*EXERCISE GOAL:* Will you transcribe the entries that follow, exactly and in full?

*DATASET EXCERPTS:*
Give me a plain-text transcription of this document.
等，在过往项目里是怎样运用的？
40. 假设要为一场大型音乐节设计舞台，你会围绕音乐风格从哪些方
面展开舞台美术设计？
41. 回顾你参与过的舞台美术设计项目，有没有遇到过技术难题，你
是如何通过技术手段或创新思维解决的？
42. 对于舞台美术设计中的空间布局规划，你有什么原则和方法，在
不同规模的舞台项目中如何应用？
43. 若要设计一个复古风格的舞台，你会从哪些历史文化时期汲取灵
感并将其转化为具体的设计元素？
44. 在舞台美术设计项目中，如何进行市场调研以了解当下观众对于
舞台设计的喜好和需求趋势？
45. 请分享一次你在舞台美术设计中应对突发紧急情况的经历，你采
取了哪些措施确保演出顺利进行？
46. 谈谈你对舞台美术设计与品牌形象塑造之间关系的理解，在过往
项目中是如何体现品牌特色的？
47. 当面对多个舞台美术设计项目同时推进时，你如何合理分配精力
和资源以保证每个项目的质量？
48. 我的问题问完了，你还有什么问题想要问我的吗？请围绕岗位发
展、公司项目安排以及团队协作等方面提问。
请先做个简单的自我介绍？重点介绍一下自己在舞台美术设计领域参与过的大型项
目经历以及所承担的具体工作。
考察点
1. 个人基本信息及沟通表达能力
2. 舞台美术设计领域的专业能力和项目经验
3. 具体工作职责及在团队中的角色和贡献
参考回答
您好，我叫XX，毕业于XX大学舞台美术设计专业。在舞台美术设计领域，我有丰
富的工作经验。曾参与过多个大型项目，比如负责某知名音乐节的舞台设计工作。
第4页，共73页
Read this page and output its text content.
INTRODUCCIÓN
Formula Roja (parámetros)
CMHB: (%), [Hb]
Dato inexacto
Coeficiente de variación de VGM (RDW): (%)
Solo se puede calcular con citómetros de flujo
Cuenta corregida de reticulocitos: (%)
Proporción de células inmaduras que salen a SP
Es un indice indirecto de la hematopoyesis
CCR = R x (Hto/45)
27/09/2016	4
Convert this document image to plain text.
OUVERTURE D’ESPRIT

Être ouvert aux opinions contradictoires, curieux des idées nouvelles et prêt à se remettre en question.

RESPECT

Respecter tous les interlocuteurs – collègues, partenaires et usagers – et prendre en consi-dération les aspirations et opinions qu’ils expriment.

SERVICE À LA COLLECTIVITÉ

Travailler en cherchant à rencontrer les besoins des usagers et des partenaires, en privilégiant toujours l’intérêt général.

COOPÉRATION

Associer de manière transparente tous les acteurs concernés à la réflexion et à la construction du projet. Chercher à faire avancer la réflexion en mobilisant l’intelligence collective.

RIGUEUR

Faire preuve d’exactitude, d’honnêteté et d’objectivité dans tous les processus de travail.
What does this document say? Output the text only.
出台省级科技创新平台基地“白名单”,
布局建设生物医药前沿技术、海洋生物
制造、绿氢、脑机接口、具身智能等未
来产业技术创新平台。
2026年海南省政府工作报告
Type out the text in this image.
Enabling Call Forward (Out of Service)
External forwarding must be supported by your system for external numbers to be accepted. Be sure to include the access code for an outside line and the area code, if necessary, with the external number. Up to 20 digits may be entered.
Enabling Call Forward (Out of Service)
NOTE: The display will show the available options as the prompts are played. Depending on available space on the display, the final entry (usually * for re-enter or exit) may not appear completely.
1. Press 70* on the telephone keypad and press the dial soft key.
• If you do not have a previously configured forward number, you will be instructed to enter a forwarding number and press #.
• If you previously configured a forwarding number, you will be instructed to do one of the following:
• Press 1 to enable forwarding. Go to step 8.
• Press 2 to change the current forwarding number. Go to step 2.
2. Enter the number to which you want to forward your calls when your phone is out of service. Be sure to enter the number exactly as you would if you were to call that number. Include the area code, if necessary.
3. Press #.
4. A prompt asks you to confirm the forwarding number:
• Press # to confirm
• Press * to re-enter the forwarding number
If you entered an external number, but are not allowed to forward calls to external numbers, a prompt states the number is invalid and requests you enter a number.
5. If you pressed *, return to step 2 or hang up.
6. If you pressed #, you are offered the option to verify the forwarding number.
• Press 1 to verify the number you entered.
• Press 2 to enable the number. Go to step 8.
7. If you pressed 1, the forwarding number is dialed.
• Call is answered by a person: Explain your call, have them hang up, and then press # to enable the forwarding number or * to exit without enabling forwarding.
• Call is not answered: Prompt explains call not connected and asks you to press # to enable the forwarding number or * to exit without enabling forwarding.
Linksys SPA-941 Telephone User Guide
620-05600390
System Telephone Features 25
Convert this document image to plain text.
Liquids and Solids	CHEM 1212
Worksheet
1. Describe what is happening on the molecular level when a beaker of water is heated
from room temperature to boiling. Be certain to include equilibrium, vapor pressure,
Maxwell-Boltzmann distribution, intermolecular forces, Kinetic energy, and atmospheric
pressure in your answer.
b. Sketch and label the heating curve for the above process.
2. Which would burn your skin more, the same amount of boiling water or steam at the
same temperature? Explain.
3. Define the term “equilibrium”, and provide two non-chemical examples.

*THE COMPLETED TASK:*
Give me a plain-text transcription of this document.
等，在过往项目里是怎样运用的？
40. 假设要为一场大型音乐节设计舞台，你会围绕音乐风格从哪些方
面展开舞台美术设计？
41. 回顾你参与过的舞台美术设计项目，有没有遇到过技术难题，你
是如何通过技术手段或创新思维解决的？
42. 对于舞台美术设计中的空间布局规划，你有什么原则和方法，在
不同规模的舞台项目中如何应用？
43. 若要设计一个复古风格的舞台，你会从哪些历史文化时期汲取灵
感并将其转化为具体的设计元素？
44. 在舞台美术设计项目中，如何进行市场调研以了解当下观众对于
舞台设计的喜好和需求趋势？
45. 请分享一次你在舞台美术设计中应对突发紧急情况的经历，你采
取了哪些措施确保演出顺利进行？
46. 谈谈你对舞台美术设计与品牌形象塑造之间关系的理解，在过往
项目中是如何体现品牌特色的？
47. 当面对多个舞台美术设计项目同时推进时，你如何合理分配精力
和资源以保证每个项目的质量？
48. 我的问题问完了，你还有什么问题想要问我的吗？请围绕岗位发
展、公司项目安排以及团队协作等方面提问。
请先做个简单的自我介绍？重点介绍一下自己在舞台美术设计领域参与过的大型项
目经历以及所承担的具体工作。
考察点
1. 个人基本信息及沟通表达能力
2. 舞台美术设计领域的专业能力和项目经验
3. 具体工作职责及在团队中的角色和贡献
参考回答
您好，我叫XX，毕业于XX大学舞台美术设计专业。在舞台美术设计领域，我有丰
富的工作经验。曾参与过多个大型项目，比如负责某知名音乐节的舞台设计工作。
第4页，共73页
Read this page and output its text content.
INTRODUCCIÓN
Formula Roja (parámetros)
CMHB: (%), [Hb]
Dato inexacto
Coeficiente de variación de VGM (RDW): (%)
Solo se puede calcular con citómetros de flujo
Cuenta corregida de reticulocitos: (%)
Proporción de células inmaduras que salen a SP
Es un indice indirecto de la hematopoyesis
CCR = R x (Hto/45)
27/09/2016	4
Convert this document image to plain text.
OUVERTURE D’ESPRIT

Être ouvert aux opinions contradictoires, curieux des idées nouvelles et prêt à se remettre en question.

RESPECT

Respecter tous les interlocuteurs – collègues, partenaires et usagers – et prendre en consi-dération les aspirations et opinions qu’ils expriment.

SERVICE À LA COLLECTIVITÉ

Travailler en cherchant à rencontrer les besoins des usagers et des partenaires, en privilégiant toujours l’intérêt général.

COOPÉRATION

Associer de manière transparente tous les acteurs concernés à la réflexion et à la construction du projet. Chercher à faire avancer la réflexion en mobilisant l’intelligence collective.

RIGUEUR

Faire preuve d’exactitude, d’honnêteté et d’objectivité dans tous les processus de travail.
What does this document say? Output the text only.
出台省级科技创新平台基地“白名单”,
布局建设生物医药前沿技术、海洋生物
制造、绿氢、脑机接口、具身智能等未
来产业技术创新平台。
2026年海南省政府工作报告
Type out the text in this image.
Enabling Call Forward (Out of Service)
External forwarding must be supported by your system for external numbers to be accepted. Be sure to include the access code for an outside line and the area code, if necessary, with the external number. Up to 20 digits may be entered.
Enabling Call Forward (Out of Service)
NOTE: The display will show the available options as the prompts are played. Depending on available space on the display, the final entry (usually * for re-enter or exit) may not appear completely.
1. Press 70* on the telephone keypad and press the dial soft key.
• If you do not have a previously configured forward number, you will be instructed to enter a forwarding number and press #.
• If you previously configured a forwarding number, you will be instructed to do one of the following:
• Press 1 to enable forwarding. Go to step 8.
• Press 2 to change the current forwarding number. Go to step 2.
2. Enter the number to which you want to forward your calls when your phone is out of service. Be sure to enter the number exactly as you would if you were to call that number. Include the area code, if necessary.
3. Press #.
4. A prompt asks you to confirm the forwarding number:
• Press # to confirm
• Press * to re-enter the forwarding number
If you entered an external number, but are not allowed to forward calls to external numbers, a prompt states the number is invalid and requests you enter a number.
5. If you pressed *, return to step 2 or hang up.
6. If you pressed #, you are offered the option to verify the forwarding number.
• Press 1 to verify the number you entered.
• Press 2 to enable the number. Go to step 8.
7. If you pressed 1, the forwarding number is dialed.
• Call is answered by a person: Explain your call, have them hang up, and then press # to enable the forwarding number or * to exit without enabling forwarding.
• Call is not answered: Prompt explains call not connected and asks you to press # to enable the forwarding number or * to exit without enabling forwarding.
Linksys SPA-941 Telephone User Guide
620-05600390
System Telephone Features 25
Convert this document image to plain text.
Liquids and Solids	CHEM 1212
Worksheet
1. Describe what is happening on the molecular level when a beaker of water is heated
from room temperature to boiling. Be certain to include equilibrium, vapor pressure,
Maxwell-Boltzmann distribution, intermolecular forces, Kinetic energy, and atmospheric
pressure in your answer.
b. Sketch and label the heating curve for the above process.
2. Which would burn your skin more, the same amount of boiling water or steam at the
same temperature? Explain.
3. Define the term “equilibrium”, and provide two non-chemical examples.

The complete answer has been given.